**Data extract**
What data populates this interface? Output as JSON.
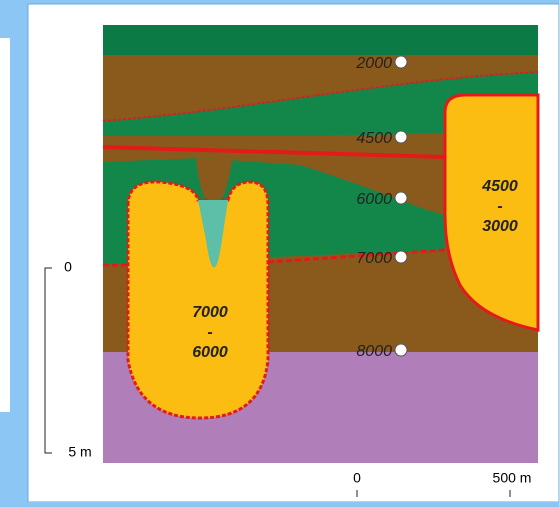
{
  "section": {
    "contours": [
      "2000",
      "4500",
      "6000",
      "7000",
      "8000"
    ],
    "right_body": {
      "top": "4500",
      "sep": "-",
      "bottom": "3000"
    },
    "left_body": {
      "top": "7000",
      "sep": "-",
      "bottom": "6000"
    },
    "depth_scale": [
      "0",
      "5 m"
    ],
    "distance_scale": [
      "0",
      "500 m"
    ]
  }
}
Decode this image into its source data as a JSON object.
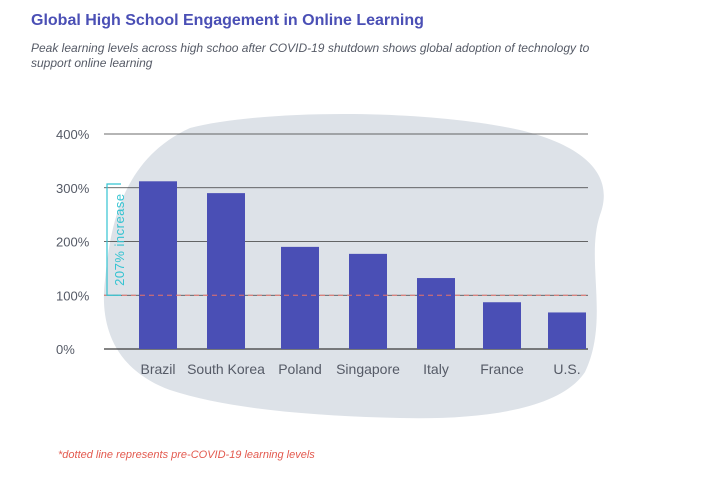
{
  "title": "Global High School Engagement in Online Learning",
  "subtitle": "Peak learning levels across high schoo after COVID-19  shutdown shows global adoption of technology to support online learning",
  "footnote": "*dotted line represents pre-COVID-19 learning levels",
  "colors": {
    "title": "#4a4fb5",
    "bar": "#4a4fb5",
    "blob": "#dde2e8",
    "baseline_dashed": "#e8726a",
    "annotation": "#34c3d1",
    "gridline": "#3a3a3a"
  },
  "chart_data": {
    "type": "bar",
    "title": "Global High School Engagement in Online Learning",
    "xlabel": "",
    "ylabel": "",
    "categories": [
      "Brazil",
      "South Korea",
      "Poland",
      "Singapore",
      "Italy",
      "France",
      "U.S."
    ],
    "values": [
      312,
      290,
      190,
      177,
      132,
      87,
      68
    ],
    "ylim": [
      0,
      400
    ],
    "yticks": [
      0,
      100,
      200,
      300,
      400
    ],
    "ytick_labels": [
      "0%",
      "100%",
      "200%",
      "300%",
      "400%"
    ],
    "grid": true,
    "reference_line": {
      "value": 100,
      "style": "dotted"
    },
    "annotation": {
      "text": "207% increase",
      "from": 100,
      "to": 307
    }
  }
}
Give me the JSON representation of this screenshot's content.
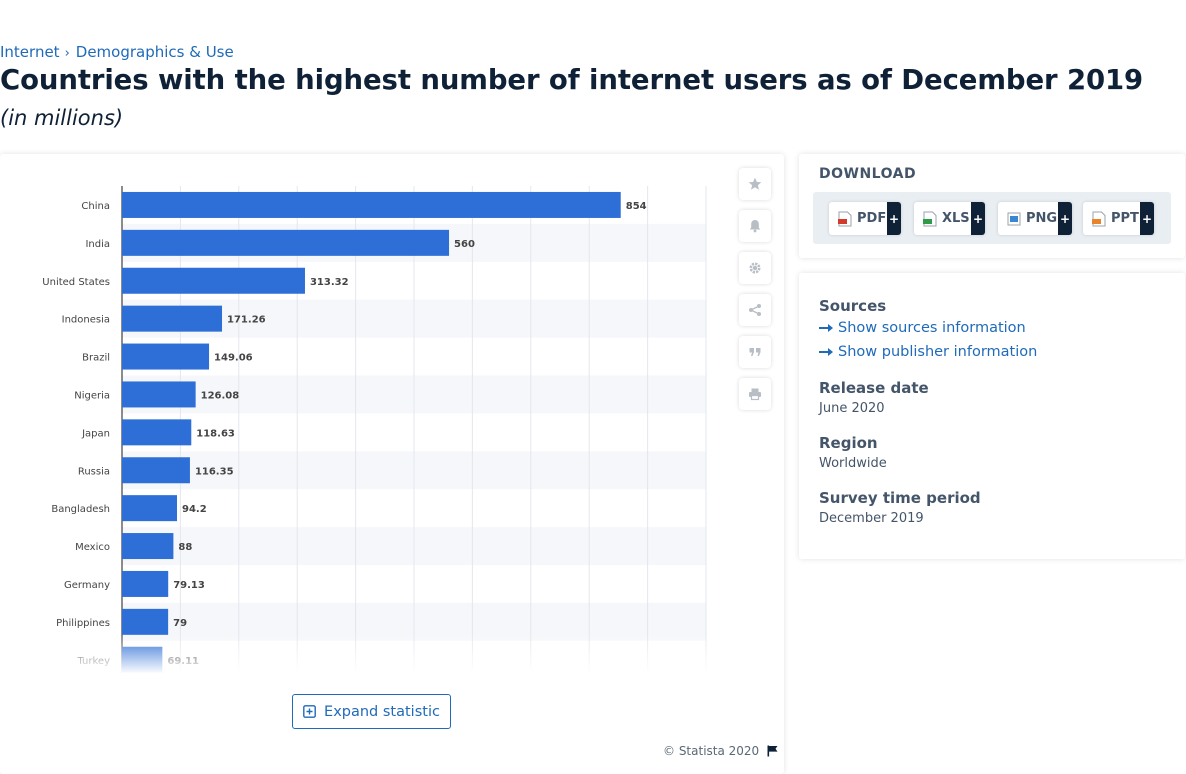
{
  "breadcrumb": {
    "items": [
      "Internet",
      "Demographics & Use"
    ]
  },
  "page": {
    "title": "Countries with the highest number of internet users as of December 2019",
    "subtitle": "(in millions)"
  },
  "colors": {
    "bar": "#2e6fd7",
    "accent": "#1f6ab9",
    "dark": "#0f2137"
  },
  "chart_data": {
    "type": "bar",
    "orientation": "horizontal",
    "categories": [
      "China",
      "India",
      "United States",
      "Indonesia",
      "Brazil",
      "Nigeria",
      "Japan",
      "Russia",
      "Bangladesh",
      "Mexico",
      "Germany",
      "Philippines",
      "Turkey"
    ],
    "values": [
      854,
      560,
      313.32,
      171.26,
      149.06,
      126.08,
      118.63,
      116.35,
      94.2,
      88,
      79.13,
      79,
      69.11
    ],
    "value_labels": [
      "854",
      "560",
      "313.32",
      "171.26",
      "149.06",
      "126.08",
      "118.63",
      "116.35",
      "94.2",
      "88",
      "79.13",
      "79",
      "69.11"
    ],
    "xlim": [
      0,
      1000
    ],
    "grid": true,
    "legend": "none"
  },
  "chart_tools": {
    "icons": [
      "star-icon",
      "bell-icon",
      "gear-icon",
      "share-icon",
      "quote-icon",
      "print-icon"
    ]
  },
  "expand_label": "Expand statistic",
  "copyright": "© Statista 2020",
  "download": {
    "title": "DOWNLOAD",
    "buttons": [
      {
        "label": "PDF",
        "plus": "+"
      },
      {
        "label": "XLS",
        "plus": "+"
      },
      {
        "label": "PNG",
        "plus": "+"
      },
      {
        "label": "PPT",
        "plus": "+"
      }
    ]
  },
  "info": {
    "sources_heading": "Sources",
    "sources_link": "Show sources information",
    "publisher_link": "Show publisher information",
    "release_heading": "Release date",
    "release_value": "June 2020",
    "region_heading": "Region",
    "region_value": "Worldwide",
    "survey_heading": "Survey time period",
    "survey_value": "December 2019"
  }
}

**Task to complete**
Give the number of lines above in which the word "subtitle" occurs, with nothing else.

**Complete response**
2